* [STATED GOAL]: From the records below, copy every line that contains the word "heart".

* [Dataset items]:
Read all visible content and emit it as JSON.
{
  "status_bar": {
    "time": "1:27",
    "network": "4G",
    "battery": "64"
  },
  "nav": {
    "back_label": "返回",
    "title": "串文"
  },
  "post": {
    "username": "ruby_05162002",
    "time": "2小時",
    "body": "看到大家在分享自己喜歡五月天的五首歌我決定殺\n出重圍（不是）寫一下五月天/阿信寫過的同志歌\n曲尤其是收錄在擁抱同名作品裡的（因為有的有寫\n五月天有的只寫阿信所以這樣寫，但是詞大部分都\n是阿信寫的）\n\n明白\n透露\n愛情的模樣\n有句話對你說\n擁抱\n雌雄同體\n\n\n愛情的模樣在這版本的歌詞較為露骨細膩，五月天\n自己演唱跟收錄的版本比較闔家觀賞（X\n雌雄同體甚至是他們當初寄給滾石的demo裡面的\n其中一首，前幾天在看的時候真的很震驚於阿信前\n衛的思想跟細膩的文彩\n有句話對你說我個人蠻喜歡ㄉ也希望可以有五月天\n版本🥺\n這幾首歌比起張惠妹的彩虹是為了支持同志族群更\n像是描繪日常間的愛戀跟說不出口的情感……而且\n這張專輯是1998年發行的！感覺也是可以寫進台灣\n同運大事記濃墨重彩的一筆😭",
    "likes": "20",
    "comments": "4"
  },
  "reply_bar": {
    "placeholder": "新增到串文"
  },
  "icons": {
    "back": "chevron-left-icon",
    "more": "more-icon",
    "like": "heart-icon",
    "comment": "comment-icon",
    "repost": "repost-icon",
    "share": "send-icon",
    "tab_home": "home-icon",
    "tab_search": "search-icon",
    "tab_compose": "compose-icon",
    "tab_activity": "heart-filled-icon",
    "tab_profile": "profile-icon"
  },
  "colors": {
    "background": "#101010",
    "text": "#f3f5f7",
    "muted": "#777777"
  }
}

* [PROBLEM SOLUTION]:
    "like": "heart-icon",
    "tab_activity": "heart-filled-icon",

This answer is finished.